Collected data:
— begin —

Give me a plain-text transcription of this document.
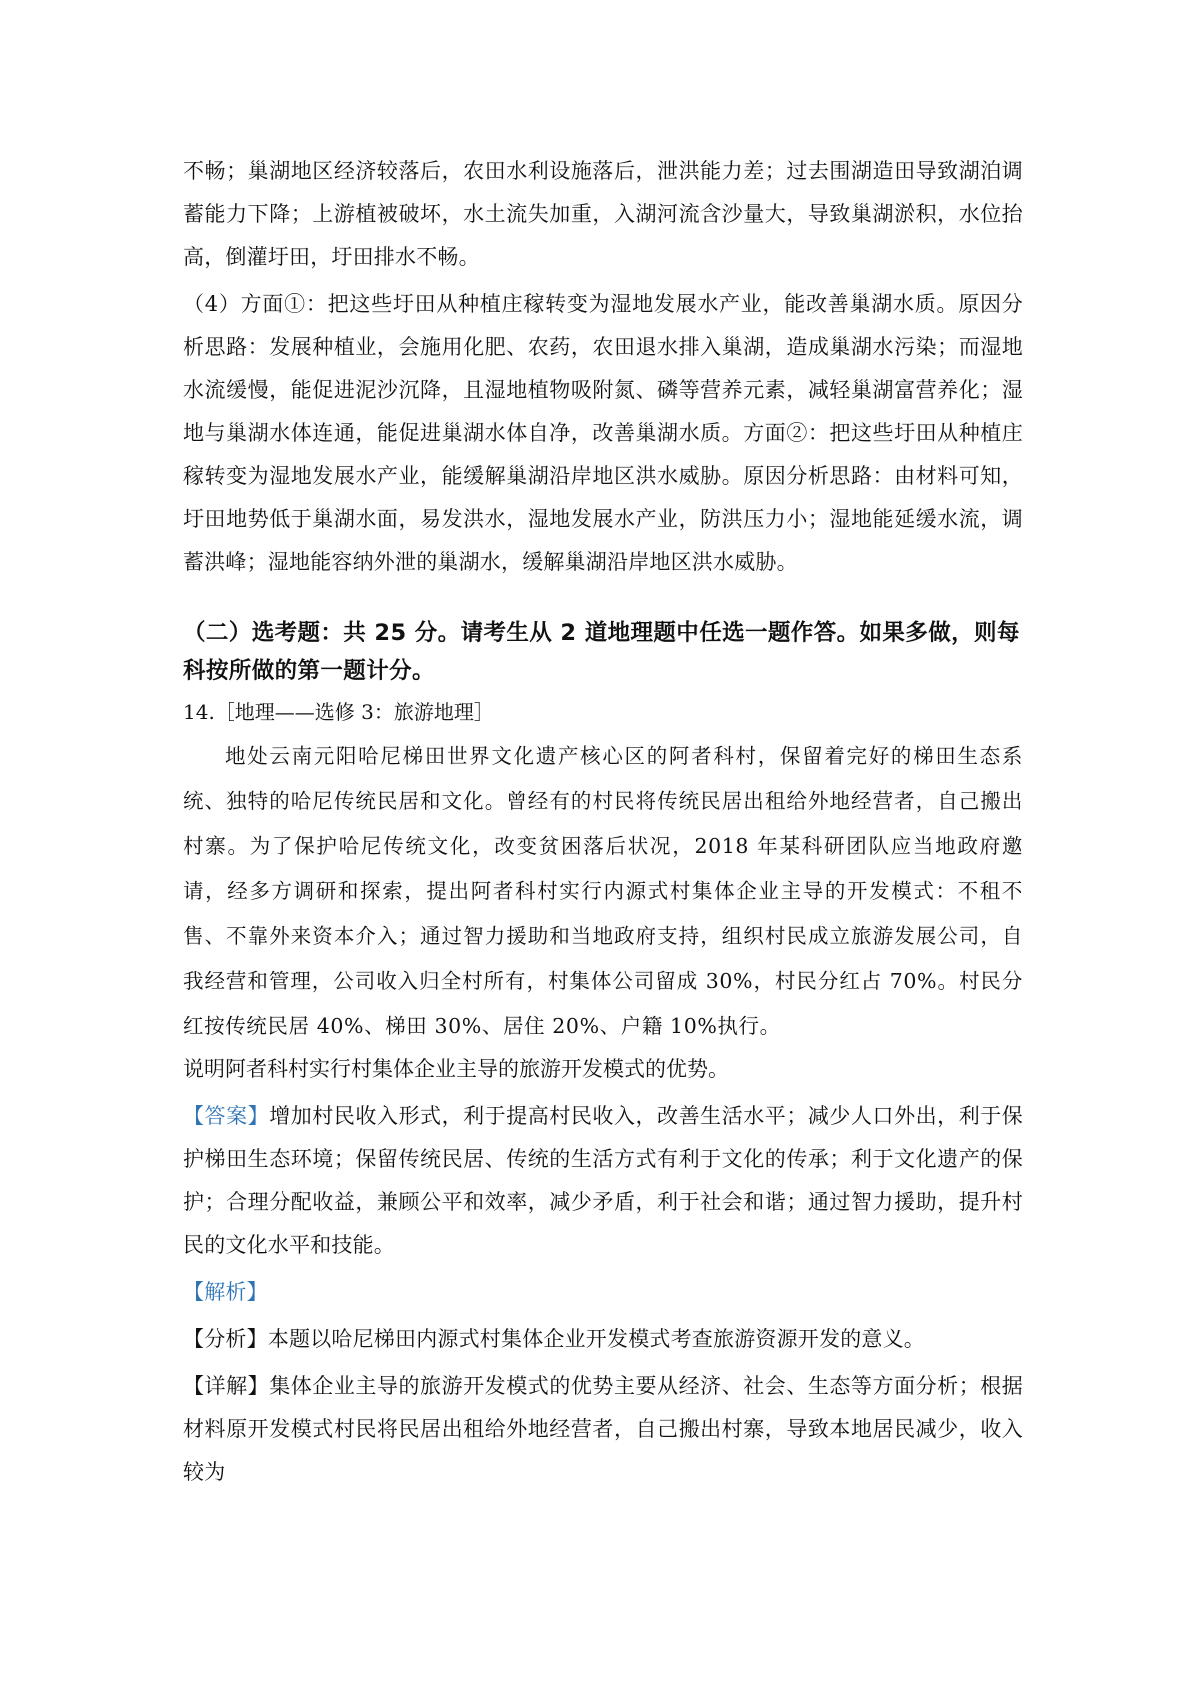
不畅；巢湖地区经济较落后，农田水利设施落后，泄洪能力差；过去围湖造田导致湖泊调蓄能力下降；上游植被破坏，水土流失加重，入湖河流含沙量大，导致巢湖淤积，水位抬高，倒灌圩田，圩田排水不畅。

（4）方面①：把这些圩田从种植庄稼转变为湿地发展水产业，能改善巢湖水质。原因分析思路：发展种植业，会施用化肥、农药，农田退水排入巢湖，造成巢湖水污染；而湿地水流缓慢，能促进泥沙沉降，且湿地植物吸附氮、磷等营养元素，减轻巢湖富营养化；湿地与巢湖水体连通，能促进巢湖水体自净，改善巢湖水质。方面②：把这些圩田从种植庄稼转变为湿地发展水产业，能缓解巢湖沿岸地区洪水威胁。原因分析思路：由材料可知，圩田地势低于巢湖水面，易发洪水，湿地发展水产业，防洪压力小；湿地能延缓水流，调蓄洪峰；湿地能容纳外泄的巢湖水，缓解巢湖沿岸地区洪水威胁。

（二）选考题：共 25 分。请考生从 2 道地理题中任选一题作答。如果多做，则每科按所做的第一题计分。

14.［地理——选修 3：旅游地理］

地处云南元阳哈尼梯田世界文化遗产核心区的阿者科村，保留着完好的梯田生态系统、独特的哈尼传统民居和文化。曾经有的村民将传统民居出租给外地经营者，自己搬出村寨。为了保护哈尼传统文化，改变贫困落后状况，2018 年某科研团队应当地政府邀请，经多方调研和探索，提出阿者科村实行内源式村集体企业主导的开发模式：不租不售、不靠外来资本介入；通过智力援助和当地政府支持，组织村民成立旅游发展公司，自我经营和管理，公司收入归全村所有，村集体公司留成 30%，村民分红占 70%。村民分红按传统民居 40%、梯田 30%、居住 20%、户籍 10%执行。

说明阿者科村实行村集体企业主导的旅游开发模式的优势。

【答案】增加村民收入形式，利于提高村民收入，改善生活水平；减少人口外出，利于保护梯田生态环境；保留传统民居、传统的生活方式有利于文化的传承；利于文化遗产的保护；合理分配收益，兼顾公平和效率，减少矛盾，利于社会和谐；通过智力援助，提升村民的文化水平和技能。

【解析】

【分析】本题以哈尼梯田内源式村集体企业开发模式考查旅游资源开发的意义。

【详解】集体企业主导的旅游开发模式的优势主要从经济、社会、生态等方面分析；根据材料原开发模式村民将民居出租给外地经营者，自己搬出村寨，导致本地居民减少，收入较为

— end —

PROBLEM TO WORK ON ::
Output the material word for word, omitting its pictures.

RESULT OF THIS TASK ::
Give me a plain-text transcription of this document.
不畅；巢湖地区经济较落后，农田水利设施落后，泄洪能力差；过去围湖造田导致湖泊调蓄能力下降；上游植被破坏，水土流失加重，入湖河流含沙量大，导致巢湖淤积，水位抬高，倒灌圩田，圩田排水不畅。

（4）方面①：把这些圩田从种植庄稼转变为湿地发展水产业，能改善巢湖水质。原因分析思路：发展种植业，会施用化肥、农药，农田退水排入巢湖，造成巢湖水污染；而湿地水流缓慢，能促进泥沙沉降，且湿地植物吸附氮、磷等营养元素，减轻巢湖富营养化；湿地与巢湖水体连通，能促进巢湖水体自净，改善巢湖水质。方面②：把这些圩田从种植庄稼转变为湿地发展水产业，能缓解巢湖沿岸地区洪水威胁。原因分析思路：由材料可知，圩田地势低于巢湖水面，易发洪水，湿地发展水产业，防洪压力小；湿地能延缓水流，调蓄洪峰；湿地能容纳外泄的巢湖水，缓解巢湖沿岸地区洪水威胁。

（二）选考题：共 25 分。请考生从 2 道地理题中任选一题作答。如果多做，则每科按所做的第一题计分。

14.［地理——选修 3：旅游地理］

地处云南元阳哈尼梯田世界文化遗产核心区的阿者科村，保留着完好的梯田生态系统、独特的哈尼传统民居和文化。曾经有的村民将传统民居出租给外地经营者，自己搬出村寨。为了保护哈尼传统文化，改变贫困落后状况，2018 年某科研团队应当地政府邀请，经多方调研和探索，提出阿者科村实行内源式村集体企业主导的开发模式：不租不售、不靠外来资本介入；通过智力援助和当地政府支持，组织村民成立旅游发展公司，自我经营和管理，公司收入归全村所有，村集体公司留成 30%，村民分红占 70%。村民分红按传统民居 40%、梯田 30%、居住 20%、户籍 10%执行。

说明阿者科村实行村集体企业主导的旅游开发模式的优势。

【答案】增加村民收入形式，利于提高村民收入，改善生活水平；减少人口外出，利于保护梯田生态环境；保留传统民居、传统的生活方式有利于文化的传承；利于文化遗产的保护；合理分配收益，兼顾公平和效率，减少矛盾，利于社会和谐；通过智力援助，提升村民的文化水平和技能。

【解析】

【分析】本题以哈尼梯田内源式村集体企业开发模式考查旅游资源开发的意义。

【详解】集体企业主导的旅游开发模式的优势主要从经济、社会、生态等方面分析；根据材料原开发模式村民将民居出租给外地经营者，自己搬出村寨，导致本地居民减少，收入较为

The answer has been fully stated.